— Begin —

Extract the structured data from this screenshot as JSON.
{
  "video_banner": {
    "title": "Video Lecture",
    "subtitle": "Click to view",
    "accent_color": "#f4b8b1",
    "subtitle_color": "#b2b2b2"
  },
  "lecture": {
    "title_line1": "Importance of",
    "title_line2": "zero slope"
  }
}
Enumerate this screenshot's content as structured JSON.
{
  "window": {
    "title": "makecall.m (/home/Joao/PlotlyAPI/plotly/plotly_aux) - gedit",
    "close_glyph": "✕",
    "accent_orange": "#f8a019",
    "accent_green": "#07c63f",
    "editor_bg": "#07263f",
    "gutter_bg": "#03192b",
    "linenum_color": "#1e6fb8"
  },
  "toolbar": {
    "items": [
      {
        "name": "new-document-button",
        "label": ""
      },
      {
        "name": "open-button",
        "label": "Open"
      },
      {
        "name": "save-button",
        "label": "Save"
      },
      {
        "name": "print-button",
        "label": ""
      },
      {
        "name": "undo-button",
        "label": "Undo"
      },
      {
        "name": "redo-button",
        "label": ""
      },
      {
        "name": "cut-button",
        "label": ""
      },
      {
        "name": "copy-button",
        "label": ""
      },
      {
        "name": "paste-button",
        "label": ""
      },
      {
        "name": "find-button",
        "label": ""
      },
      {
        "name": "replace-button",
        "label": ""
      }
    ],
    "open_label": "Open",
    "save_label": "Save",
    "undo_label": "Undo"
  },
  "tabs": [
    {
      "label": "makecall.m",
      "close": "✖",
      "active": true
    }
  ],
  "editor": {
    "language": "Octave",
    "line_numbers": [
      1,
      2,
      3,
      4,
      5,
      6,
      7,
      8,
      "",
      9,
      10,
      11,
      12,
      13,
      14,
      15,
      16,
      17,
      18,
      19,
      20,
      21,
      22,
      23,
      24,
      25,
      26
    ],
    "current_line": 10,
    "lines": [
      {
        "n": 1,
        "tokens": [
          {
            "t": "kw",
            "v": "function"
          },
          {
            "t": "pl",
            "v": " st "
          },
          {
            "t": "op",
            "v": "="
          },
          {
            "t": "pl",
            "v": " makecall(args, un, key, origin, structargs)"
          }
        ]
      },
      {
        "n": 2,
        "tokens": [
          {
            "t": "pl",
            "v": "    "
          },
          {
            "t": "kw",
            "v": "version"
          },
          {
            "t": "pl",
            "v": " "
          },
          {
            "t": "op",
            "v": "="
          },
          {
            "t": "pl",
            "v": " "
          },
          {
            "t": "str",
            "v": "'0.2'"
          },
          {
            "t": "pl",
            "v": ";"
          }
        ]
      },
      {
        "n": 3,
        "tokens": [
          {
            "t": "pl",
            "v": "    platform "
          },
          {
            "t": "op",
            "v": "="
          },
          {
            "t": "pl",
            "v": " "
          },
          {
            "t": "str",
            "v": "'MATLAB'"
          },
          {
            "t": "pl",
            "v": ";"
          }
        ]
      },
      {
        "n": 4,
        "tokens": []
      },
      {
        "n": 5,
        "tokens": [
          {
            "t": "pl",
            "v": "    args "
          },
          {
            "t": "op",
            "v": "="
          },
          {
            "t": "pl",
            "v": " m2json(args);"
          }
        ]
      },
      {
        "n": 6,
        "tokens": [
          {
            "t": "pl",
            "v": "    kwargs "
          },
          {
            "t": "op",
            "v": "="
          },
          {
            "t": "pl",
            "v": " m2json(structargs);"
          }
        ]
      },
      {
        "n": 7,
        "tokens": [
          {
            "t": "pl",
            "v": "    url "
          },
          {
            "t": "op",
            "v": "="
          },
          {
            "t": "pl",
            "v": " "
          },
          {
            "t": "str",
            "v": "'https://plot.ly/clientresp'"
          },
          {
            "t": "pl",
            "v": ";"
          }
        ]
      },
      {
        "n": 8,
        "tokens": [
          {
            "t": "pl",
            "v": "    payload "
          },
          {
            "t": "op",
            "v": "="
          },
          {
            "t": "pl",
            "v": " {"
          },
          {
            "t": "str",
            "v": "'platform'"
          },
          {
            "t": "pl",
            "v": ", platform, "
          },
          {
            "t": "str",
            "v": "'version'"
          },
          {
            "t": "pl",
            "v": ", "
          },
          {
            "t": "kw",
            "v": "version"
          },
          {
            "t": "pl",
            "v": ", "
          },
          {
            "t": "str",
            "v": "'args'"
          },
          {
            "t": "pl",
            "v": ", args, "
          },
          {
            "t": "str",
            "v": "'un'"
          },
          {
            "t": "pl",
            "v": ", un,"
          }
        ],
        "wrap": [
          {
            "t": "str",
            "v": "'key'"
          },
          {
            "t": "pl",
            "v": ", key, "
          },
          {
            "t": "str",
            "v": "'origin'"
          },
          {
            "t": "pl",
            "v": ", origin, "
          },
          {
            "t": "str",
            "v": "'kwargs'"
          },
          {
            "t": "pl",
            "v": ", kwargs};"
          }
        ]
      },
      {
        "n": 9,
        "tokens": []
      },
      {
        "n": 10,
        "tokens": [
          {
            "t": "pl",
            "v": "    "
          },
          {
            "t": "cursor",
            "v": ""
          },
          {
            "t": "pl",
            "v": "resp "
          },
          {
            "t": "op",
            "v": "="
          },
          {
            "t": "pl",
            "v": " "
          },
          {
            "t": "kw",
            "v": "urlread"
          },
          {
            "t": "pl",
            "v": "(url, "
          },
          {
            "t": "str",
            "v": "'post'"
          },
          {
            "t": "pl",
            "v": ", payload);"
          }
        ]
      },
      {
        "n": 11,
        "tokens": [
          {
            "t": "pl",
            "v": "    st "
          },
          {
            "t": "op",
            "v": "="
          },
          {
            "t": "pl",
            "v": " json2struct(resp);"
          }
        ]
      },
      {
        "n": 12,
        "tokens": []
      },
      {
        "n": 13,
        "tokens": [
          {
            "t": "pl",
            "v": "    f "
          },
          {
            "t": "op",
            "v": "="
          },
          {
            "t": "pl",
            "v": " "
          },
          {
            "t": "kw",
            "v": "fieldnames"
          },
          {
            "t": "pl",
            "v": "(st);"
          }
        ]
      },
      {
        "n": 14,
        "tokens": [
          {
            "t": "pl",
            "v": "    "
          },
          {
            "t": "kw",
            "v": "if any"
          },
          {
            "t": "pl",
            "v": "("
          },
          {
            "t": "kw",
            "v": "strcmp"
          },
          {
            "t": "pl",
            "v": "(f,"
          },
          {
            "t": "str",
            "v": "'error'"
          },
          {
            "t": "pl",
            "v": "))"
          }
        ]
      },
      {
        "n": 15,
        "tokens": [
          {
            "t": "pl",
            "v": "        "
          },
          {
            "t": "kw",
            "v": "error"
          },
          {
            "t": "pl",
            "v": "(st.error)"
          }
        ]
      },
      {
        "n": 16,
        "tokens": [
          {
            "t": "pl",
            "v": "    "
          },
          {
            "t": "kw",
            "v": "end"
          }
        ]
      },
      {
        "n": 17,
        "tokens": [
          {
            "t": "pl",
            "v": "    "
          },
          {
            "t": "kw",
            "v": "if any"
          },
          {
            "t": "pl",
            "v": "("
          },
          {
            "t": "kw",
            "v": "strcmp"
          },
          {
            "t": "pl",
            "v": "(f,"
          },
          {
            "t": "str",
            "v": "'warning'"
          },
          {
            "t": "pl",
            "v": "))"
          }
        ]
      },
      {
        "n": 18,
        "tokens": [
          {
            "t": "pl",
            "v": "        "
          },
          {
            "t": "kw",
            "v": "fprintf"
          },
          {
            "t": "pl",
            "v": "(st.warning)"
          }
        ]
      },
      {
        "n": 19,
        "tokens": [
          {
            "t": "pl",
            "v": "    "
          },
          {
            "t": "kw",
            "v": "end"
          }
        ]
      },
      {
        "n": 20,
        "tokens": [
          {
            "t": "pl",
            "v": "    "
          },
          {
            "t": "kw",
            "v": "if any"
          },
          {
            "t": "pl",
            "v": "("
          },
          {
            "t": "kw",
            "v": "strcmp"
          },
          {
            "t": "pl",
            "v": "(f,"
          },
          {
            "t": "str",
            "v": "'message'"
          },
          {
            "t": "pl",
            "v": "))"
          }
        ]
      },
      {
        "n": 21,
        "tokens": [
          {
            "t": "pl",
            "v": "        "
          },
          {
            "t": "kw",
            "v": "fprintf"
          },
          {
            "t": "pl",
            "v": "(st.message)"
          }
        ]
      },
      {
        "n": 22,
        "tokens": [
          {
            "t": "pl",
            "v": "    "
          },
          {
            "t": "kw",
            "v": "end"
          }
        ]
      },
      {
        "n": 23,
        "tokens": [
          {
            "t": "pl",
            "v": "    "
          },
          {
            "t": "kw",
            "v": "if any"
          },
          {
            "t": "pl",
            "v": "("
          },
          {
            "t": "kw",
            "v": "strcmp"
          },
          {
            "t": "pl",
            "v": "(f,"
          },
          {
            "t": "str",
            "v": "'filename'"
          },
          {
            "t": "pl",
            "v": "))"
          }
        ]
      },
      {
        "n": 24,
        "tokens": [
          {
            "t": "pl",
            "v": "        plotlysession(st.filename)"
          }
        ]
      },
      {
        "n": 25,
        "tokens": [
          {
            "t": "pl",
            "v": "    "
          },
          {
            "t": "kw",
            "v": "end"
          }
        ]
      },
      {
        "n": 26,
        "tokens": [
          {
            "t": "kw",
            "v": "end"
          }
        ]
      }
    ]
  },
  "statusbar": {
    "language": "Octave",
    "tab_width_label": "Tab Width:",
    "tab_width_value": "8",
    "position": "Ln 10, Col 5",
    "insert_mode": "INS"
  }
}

— End —

DESCRIPTION OF THE TASK: Find the lines containing "makecall" and pull them out.

FINISHED ANSWER:
    "title": "makecall.m (/home/Joao/PlotlyAPI/plotly/plotly_aux) - gedit",
      "label": "makecall.m",
            "v": " makecall(args, un, key, origin, structargs)"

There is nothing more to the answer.